Provided records:

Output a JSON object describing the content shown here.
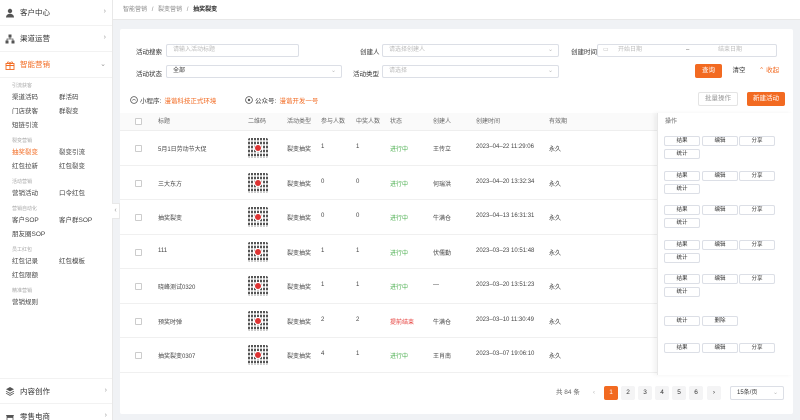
{
  "sidebar": {
    "sections": [
      {
        "label": "客户中心",
        "icon": "user-icon"
      },
      {
        "label": "渠道运营",
        "icon": "org-icon"
      },
      {
        "label": "智能营销",
        "icon": "gift-icon"
      }
    ],
    "groups": [
      {
        "title": "引流获客",
        "items": [
          "渠道活码",
          "群活码",
          "门店获客",
          "群裂变",
          "短链引流"
        ]
      },
      {
        "title": "裂变营销",
        "items": [
          "抽奖裂变",
          "裂变引流",
          "红包拉新",
          "红包裂变"
        ]
      },
      {
        "title": "活动营销",
        "items": [
          "营销活动",
          "口令红包"
        ]
      },
      {
        "title": "营销自动化",
        "items": [
          "客户SOP",
          "客户群SOP",
          "朋友圈SOP"
        ]
      },
      {
        "title": "员工红包",
        "items": [
          "红包记录",
          "红包模板",
          "红包限额"
        ]
      },
      {
        "title": "精准营销",
        "items": [
          "营销规则"
        ]
      }
    ],
    "bottom": [
      {
        "label": "内容创作",
        "icon": "content-icon"
      },
      {
        "label": "零售电商",
        "icon": "shop-icon"
      }
    ]
  },
  "breadcrumb": [
    "智能营销",
    "/",
    "裂变营销",
    "/",
    "抽奖裂变"
  ],
  "filters": {
    "activity_search_label": "活动搜索",
    "activity_search_placeholder": "请输入活动标题",
    "creator_label": "创建人",
    "creator_placeholder": "请选择创建人",
    "created_time_label": "创建时间",
    "start_date_placeholder": "开始日期",
    "range_sep": "–",
    "end_date_placeholder": "结束日期",
    "status_label": "活动状态",
    "status_value": "全部",
    "type_label": "活动类型",
    "type_placeholder": "请选择",
    "query_button": "查询",
    "clear_button": "清空",
    "collapse_button": "收起"
  },
  "info": {
    "miniprogram_label": "小程序:",
    "miniprogram_value": "漫谐科技正式环境",
    "official_label": "公众号:",
    "official_value": "漫谐开发一号",
    "batch_button": "批量操作",
    "new_button": "新建活动"
  },
  "table": {
    "headers": [
      "标题",
      "二维码",
      "活动类型",
      "参与人数",
      "中奖人数",
      "状态",
      "创建人",
      "创建时间",
      "有效期"
    ],
    "op_header": "操作",
    "rows": [
      {
        "title": "5月1日劳动节大促",
        "type": "裂变抽奖",
        "participants": "1",
        "winners": "1",
        "status": "进行中",
        "status_kind": "run",
        "creator": "王传立",
        "time": "2023–04–22 11:29:06",
        "validity": "永久",
        "ops": [
          "结果",
          "编辑",
          "分享",
          "统计"
        ]
      },
      {
        "title": "三大东方",
        "type": "裂变抽奖",
        "participants": "0",
        "winners": "0",
        "status": "进行中",
        "status_kind": "run",
        "creator": "何瑞洪",
        "time": "2023–04–20 13:32:34",
        "validity": "永久",
        "ops": [
          "结果",
          "编辑",
          "分享",
          "统计"
        ]
      },
      {
        "title": "抽奖裂变",
        "type": "裂变抽奖",
        "participants": "0",
        "winners": "0",
        "status": "进行中",
        "status_kind": "run",
        "creator": "牛满仓",
        "time": "2023–04–13 16:31:31",
        "validity": "永久",
        "ops": [
          "结果",
          "编辑",
          "分享",
          "统计"
        ]
      },
      {
        "title": "111",
        "type": "裂变抽奖",
        "participants": "1",
        "winners": "1",
        "status": "进行中",
        "status_kind": "run",
        "creator": "伏儒勤",
        "time": "2023–03–23 10:51:48",
        "validity": "永久",
        "ops": [
          "结果",
          "编辑",
          "分享",
          "统计"
        ]
      },
      {
        "title": "晓峰测试0320",
        "type": "裂变抽奖",
        "participants": "1",
        "winners": "1",
        "status": "进行中",
        "status_kind": "run",
        "creator": "—",
        "time": "2023–03–20 13:51:23",
        "validity": "永久",
        "ops": [
          "结果",
          "编辑",
          "分享",
          "统计"
        ]
      },
      {
        "title": "预奖时弹",
        "type": "裂变抽奖",
        "participants": "2",
        "winners": "2",
        "status": "提前结束",
        "status_kind": "end",
        "creator": "牛满仓",
        "time": "2023–03–10 11:30:49",
        "validity": "永久",
        "ops": [
          "统计",
          "删除"
        ]
      },
      {
        "title": "抽奖裂变0307",
        "type": "裂变抽奖",
        "participants": "4",
        "winners": "1",
        "status": "进行中",
        "status_kind": "run",
        "creator": "王肖南",
        "time": "2023–03–07 19:06:10",
        "validity": "永久",
        "ops": [
          "结果",
          "编辑",
          "分享"
        ]
      }
    ]
  },
  "pagination": {
    "total": "共 84 条",
    "prev": "‹",
    "pages": [
      "1",
      "2",
      "3",
      "4",
      "5",
      "6"
    ],
    "current": "1",
    "next": "›",
    "size": "15条/页"
  },
  "colors": {
    "accent": "#f26a21",
    "running": "#4caf50",
    "ended": "#e53935"
  }
}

What you are asked to do: Would you mind returning each entry above word for word, skipping the images?

Reply to the exercise:
Output a JSON object describing the content shown here.
{
  "sidebar": {
    "sections": [
      {
        "label": "客户中心",
        "icon": "user-icon"
      },
      {
        "label": "渠道运营",
        "icon": "org-icon"
      },
      {
        "label": "智能营销",
        "icon": "gift-icon"
      }
    ],
    "groups": [
      {
        "title": "引流获客",
        "items": [
          "渠道活码",
          "群活码",
          "门店获客",
          "群裂变",
          "短链引流"
        ]
      },
      {
        "title": "裂变营销",
        "items": [
          "抽奖裂变",
          "裂变引流",
          "红包拉新",
          "红包裂变"
        ]
      },
      {
        "title": "活动营销",
        "items": [
          "营销活动",
          "口令红包"
        ]
      },
      {
        "title": "营销自动化",
        "items": [
          "客户SOP",
          "客户群SOP",
          "朋友圈SOP"
        ]
      },
      {
        "title": "员工红包",
        "items": [
          "红包记录",
          "红包模板",
          "红包限额"
        ]
      },
      {
        "title": "精准营销",
        "items": [
          "营销规则"
        ]
      }
    ],
    "bottom": [
      {
        "label": "内容创作",
        "icon": "content-icon"
      },
      {
        "label": "零售电商",
        "icon": "shop-icon"
      }
    ]
  },
  "breadcrumb": [
    "智能营销",
    "/",
    "裂变营销",
    "/",
    "抽奖裂变"
  ],
  "filters": {
    "activity_search_label": "活动搜索",
    "activity_search_placeholder": "请输入活动标题",
    "creator_label": "创建人",
    "creator_placeholder": "请选择创建人",
    "created_time_label": "创建时间",
    "start_date_placeholder": "开始日期",
    "range_sep": "–",
    "end_date_placeholder": "结束日期",
    "status_label": "活动状态",
    "status_value": "全部",
    "type_label": "活动类型",
    "type_placeholder": "请选择",
    "query_button": "查询",
    "clear_button": "清空",
    "collapse_button": "收起"
  },
  "info": {
    "miniprogram_label": "小程序:",
    "miniprogram_value": "漫谐科技正式环境",
    "official_label": "公众号:",
    "official_value": "漫谐开发一号",
    "batch_button": "批量操作",
    "new_button": "新建活动"
  },
  "table": {
    "headers": [
      "标题",
      "二维码",
      "活动类型",
      "参与人数",
      "中奖人数",
      "状态",
      "创建人",
      "创建时间",
      "有效期"
    ],
    "op_header": "操作",
    "rows": [
      {
        "title": "5月1日劳动节大促",
        "type": "裂变抽奖",
        "participants": "1",
        "winners": "1",
        "status": "进行中",
        "status_kind": "run",
        "creator": "王传立",
        "time": "2023–04–22 11:29:06",
        "validity": "永久",
        "ops": [
          "结果",
          "编辑",
          "分享",
          "统计"
        ]
      },
      {
        "title": "三大东方",
        "type": "裂变抽奖",
        "participants": "0",
        "winners": "0",
        "status": "进行中",
        "status_kind": "run",
        "creator": "何瑞洪",
        "time": "2023–04–20 13:32:34",
        "validity": "永久",
        "ops": [
          "结果",
          "编辑",
          "分享",
          "统计"
        ]
      },
      {
        "title": "抽奖裂变",
        "type": "裂变抽奖",
        "participants": "0",
        "winners": "0",
        "status": "进行中",
        "status_kind": "run",
        "creator": "牛满仓",
        "time": "2023–04–13 16:31:31",
        "validity": "永久",
        "ops": [
          "结果",
          "编辑",
          "分享",
          "统计"
        ]
      },
      {
        "title": "111",
        "type": "裂变抽奖",
        "participants": "1",
        "winners": "1",
        "status": "进行中",
        "status_kind": "run",
        "creator": "伏儒勤",
        "time": "2023–03–23 10:51:48",
        "validity": "永久",
        "ops": [
          "结果",
          "编辑",
          "分享",
          "统计"
        ]
      },
      {
        "title": "晓峰测试0320",
        "type": "裂变抽奖",
        "participants": "1",
        "winners": "1",
        "status": "进行中",
        "status_kind": "run",
        "creator": "—",
        "time": "2023–03–20 13:51:23",
        "validity": "永久",
        "ops": [
          "结果",
          "编辑",
          "分享",
          "统计"
        ]
      },
      {
        "title": "预奖时弹",
        "type": "裂变抽奖",
        "participants": "2",
        "winners": "2",
        "status": "提前结束",
        "status_kind": "end",
        "creator": "牛满仓",
        "time": "2023–03–10 11:30:49",
        "validity": "永久",
        "ops": [
          "统计",
          "删除"
        ]
      },
      {
        "title": "抽奖裂变0307",
        "type": "裂变抽奖",
        "participants": "4",
        "winners": "1",
        "status": "进行中",
        "status_kind": "run",
        "creator": "王肖南",
        "time": "2023–03–07 19:06:10",
        "validity": "永久",
        "ops": [
          "结果",
          "编辑",
          "分享"
        ]
      }
    ]
  },
  "pagination": {
    "total": "共 84 条",
    "prev": "‹",
    "pages": [
      "1",
      "2",
      "3",
      "4",
      "5",
      "6"
    ],
    "current": "1",
    "next": "›",
    "size": "15条/页"
  },
  "colors": {
    "accent": "#f26a21",
    "running": "#4caf50",
    "ended": "#e53935"
  }
}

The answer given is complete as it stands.